◆ WRITTEN TASK: Collect each line containing "SRMTID".

(Collected data entries)
## Begin
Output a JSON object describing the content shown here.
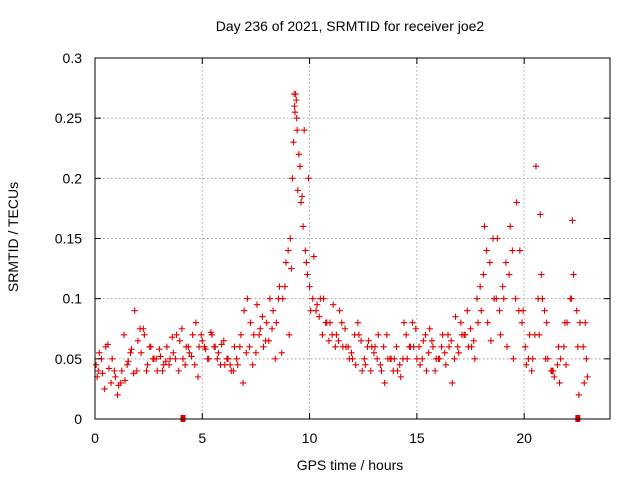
{
  "chart_data": {
    "type": "scatter",
    "title": "Day 236 of 2021, SRMTID for receiver joe2",
    "xlabel": "GPS time / hours",
    "ylabel": "SRMTID / TECUs",
    "xlim": [
      0,
      24
    ],
    "ylim": [
      0,
      0.3
    ],
    "xticks": [
      0,
      5,
      10,
      15,
      20
    ],
    "xtick_labels": [
      "0",
      "5",
      "10",
      "15",
      "20"
    ],
    "yticks": [
      0,
      0.05,
      0.1,
      0.15,
      0.2,
      0.25,
      0.3
    ],
    "ytick_labels": [
      "0",
      "0.05",
      "0.1",
      "0.15",
      "0.2",
      "0.25",
      "0.3"
    ],
    "grid": true,
    "marker": "+",
    "color": "#e00000",
    "gap_markers_x": [
      4.1,
      22.5
    ],
    "series": [
      {
        "name": "SRMTID",
        "x": [
          0.05,
          0.2,
          0.35,
          0.5,
          0.65,
          0.8,
          0.95,
          1.1,
          1.25,
          1.4,
          1.55,
          1.7,
          1.85,
          2.0,
          2.15,
          2.3,
          2.45,
          2.6,
          2.75,
          2.9,
          3.05,
          3.2,
          3.35,
          3.5,
          3.65,
          3.8,
          3.95,
          4.1,
          4.25,
          4.4,
          4.55,
          4.7,
          4.85,
          5.0,
          5.15,
          5.3,
          5.45,
          5.6,
          5.75,
          5.9,
          6.05,
          6.2,
          6.35,
          6.5,
          6.65,
          6.8,
          6.95,
          7.1,
          7.25,
          7.4,
          7.55,
          7.7,
          7.85,
          8.0,
          8.15,
          8.3,
          8.45,
          8.6,
          8.75,
          8.9,
          9.0,
          9.1,
          9.2,
          9.25,
          9.3,
          9.35,
          9.4,
          9.5,
          9.6,
          9.7,
          9.8,
          9.9,
          10.0,
          10.15,
          10.3,
          10.45,
          10.6,
          10.75,
          10.9,
          11.05,
          11.2,
          11.35,
          11.5,
          11.65,
          11.8,
          11.95,
          12.1,
          12.25,
          12.4,
          12.55,
          12.7,
          12.85,
          13.0,
          13.15,
          13.3,
          13.45,
          13.6,
          13.75,
          13.9,
          14.05,
          14.2,
          14.35,
          14.5,
          14.65,
          14.8,
          14.95,
          15.1,
          15.25,
          15.4,
          15.55,
          15.7,
          15.85,
          16.0,
          16.15,
          16.3,
          16.45,
          16.6,
          16.75,
          16.9,
          17.05,
          17.2,
          17.35,
          17.5,
          17.65,
          17.8,
          17.95,
          18.1,
          18.25,
          18.4,
          18.55,
          18.7,
          18.85,
          19.0,
          19.15,
          19.3,
          19.45,
          19.6,
          19.75,
          19.9,
          20.05,
          20.2,
          20.35,
          20.5,
          20.65,
          20.8,
          20.95,
          21.1,
          21.25,
          21.4,
          21.55,
          21.7,
          21.85,
          22.0,
          22.15,
          22.3,
          22.45,
          22.6,
          22.75,
          22.9,
          0.1,
          0.3,
          0.6,
          0.9,
          1.2,
          1.5,
          1.8,
          2.1,
          2.4,
          2.7,
          3.0,
          3.3,
          3.6,
          3.9,
          4.2,
          4.5,
          4.8,
          5.1,
          5.4,
          5.7,
          6.0,
          6.3,
          6.6,
          6.9,
          7.2,
          7.5,
          7.8,
          8.1,
          8.4,
          8.7,
          9.05,
          9.15,
          9.45,
          9.55,
          9.75,
          9.95,
          10.2,
          10.5,
          10.8,
          11.1,
          11.4,
          11.7,
          12.0,
          12.3,
          12.6,
          12.9,
          13.2,
          13.5,
          13.8,
          14.1,
          14.4,
          14.7,
          15.0,
          15.3,
          15.6,
          15.9,
          16.2,
          16.5,
          16.8,
          17.1,
          17.4,
          17.7,
          18.0,
          18.3,
          18.6,
          18.9,
          19.2,
          19.5,
          19.8,
          20.1,
          20.4,
          20.7,
          20.85,
          21.0,
          21.3,
          21.6,
          21.9,
          22.2,
          22.5,
          22.8,
          22.95,
          0.15,
          0.45,
          0.75,
          1.05,
          1.35,
          1.65,
          1.95,
          2.25,
          2.55,
          2.85,
          3.15,
          3.45,
          3.75,
          4.05,
          4.35,
          4.65,
          4.95,
          5.25,
          5.55,
          5.85,
          6.15,
          6.45,
          6.75,
          7.05,
          7.35,
          7.65,
          7.95,
          8.25,
          8.55,
          8.85,
          9.28,
          9.32,
          9.38,
          9.42,
          9.65,
          9.85,
          10.05,
          10.35,
          10.65,
          10.95,
          11.25,
          11.55,
          11.85,
          12.15,
          12.45,
          12.75,
          13.05,
          13.35,
          13.65,
          13.95,
          14.25,
          14.55,
          14.85,
          15.15,
          15.45,
          15.75,
          16.05,
          16.35,
          16.65,
          16.95,
          17.25,
          17.55,
          17.85,
          18.15,
          18.45,
          18.75,
          19.05,
          19.35,
          19.65,
          19.95,
          20.25,
          20.55,
          20.75,
          21.05,
          21.35,
          21.65,
          21.95,
          22.25,
          22.55,
          22.85
        ],
        "y": [
          0.045,
          0.055,
          0.038,
          0.06,
          0.042,
          0.05,
          0.035,
          0.028,
          0.04,
          0.032,
          0.048,
          0.058,
          0.09,
          0.065,
          0.055,
          0.07,
          0.045,
          0.06,
          0.05,
          0.04,
          0.052,
          0.045,
          0.06,
          0.05,
          0.055,
          0.07,
          0.065,
          0.05,
          0.06,
          0.055,
          0.07,
          0.08,
          0.06,
          0.065,
          0.058,
          0.05,
          0.07,
          0.06,
          0.055,
          0.062,
          0.045,
          0.05,
          0.04,
          0.06,
          0.045,
          0.07,
          0.09,
          0.1,
          0.08,
          0.07,
          0.095,
          0.075,
          0.06,
          0.08,
          0.1,
          0.09,
          0.08,
          0.11,
          0.1,
          0.13,
          0.14,
          0.15,
          0.2,
          0.23,
          0.26,
          0.27,
          0.25,
          0.22,
          0.18,
          0.16,
          0.14,
          0.12,
          0.11,
          0.1,
          0.09,
          0.085,
          0.07,
          0.08,
          0.065,
          0.07,
          0.06,
          0.065,
          0.08,
          0.075,
          0.06,
          0.055,
          0.07,
          0.08,
          0.065,
          0.05,
          0.06,
          0.04,
          0.055,
          0.05,
          0.045,
          0.06,
          0.07,
          0.05,
          0.04,
          0.06,
          0.045,
          0.05,
          0.07,
          0.06,
          0.08,
          0.075,
          0.06,
          0.05,
          0.07,
          0.055,
          0.065,
          0.04,
          0.05,
          0.06,
          0.055,
          0.07,
          0.065,
          0.05,
          0.06,
          0.08,
          0.07,
          0.09,
          0.075,
          0.065,
          0.1,
          0.11,
          0.12,
          0.14,
          0.13,
          0.15,
          0.1,
          0.09,
          0.11,
          0.13,
          0.12,
          0.14,
          0.1,
          0.09,
          0.08,
          0.06,
          0.05,
          0.04,
          0.07,
          0.1,
          0.12,
          0.09,
          0.05,
          0.04,
          0.035,
          0.045,
          0.05,
          0.06,
          0.08,
          0.1,
          0.12,
          0.09,
          0.08,
          0.06,
          0.05,
          0.035,
          0.05,
          0.062,
          0.04,
          0.03,
          0.045,
          0.038,
          0.075,
          0.04,
          0.05,
          0.058,
          0.048,
          0.068,
          0.04,
          0.045,
          0.052,
          0.035,
          0.06,
          0.072,
          0.05,
          0.065,
          0.045,
          0.05,
          0.03,
          0.06,
          0.055,
          0.085,
          0.065,
          0.05,
          0.055,
          0.07,
          0.125,
          0.19,
          0.21,
          0.24,
          0.2,
          0.135,
          0.1,
          0.08,
          0.095,
          0.09,
          0.06,
          0.05,
          0.07,
          0.045,
          0.06,
          0.07,
          0.03,
          0.05,
          0.04,
          0.08,
          0.06,
          0.05,
          0.065,
          0.075,
          0.05,
          0.07,
          0.06,
          0.085,
          0.07,
          0.06,
          0.05,
          0.09,
          0.08,
          0.1,
          0.07,
          0.06,
          0.05,
          0.14,
          0.045,
          0.05,
          0.07,
          0.1,
          0.05,
          0.04,
          0.06,
          0.08,
          0.1,
          0.06,
          0.03,
          0.035,
          0.04,
          0.025,
          0.03,
          0.02,
          0.07,
          0.055,
          0.04,
          0.075,
          0.06,
          0.05,
          0.04,
          0.045,
          0.05,
          0.075,
          0.06,
          0.045,
          0.07,
          0.05,
          0.06,
          0.045,
          0.05,
          0.04,
          0.06,
          0.055,
          0.045,
          0.07,
          0.065,
          0.075,
          0.1,
          0.11,
          0.27,
          0.255,
          0.265,
          0.24,
          0.185,
          0.13,
          0.09,
          0.095,
          0.1,
          0.08,
          0.07,
          0.06,
          0.05,
          0.045,
          0.04,
          0.065,
          0.06,
          0.04,
          0.05,
          0.05,
          0.035,
          0.05,
          0.06,
          0.045,
          0.04,
          0.06,
          0.05,
          0.045,
          0.03,
          0.055,
          0.07,
          0.06,
          0.08,
          0.16,
          0.065,
          0.15,
          0.1,
          0.16,
          0.18,
          0.09,
          0.07,
          0.21,
          0.17,
          0.08,
          0.04,
          0.03,
          0.045,
          0.165,
          0.02,
          0.08
        ]
      }
    ]
  }
}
## End
◆ TASK RESULT:
    "title": "Day 236 of 2021, SRMTID for receiver joe2",
    "ylabel": "SRMTID / TECUs",
        "name": "SRMTID",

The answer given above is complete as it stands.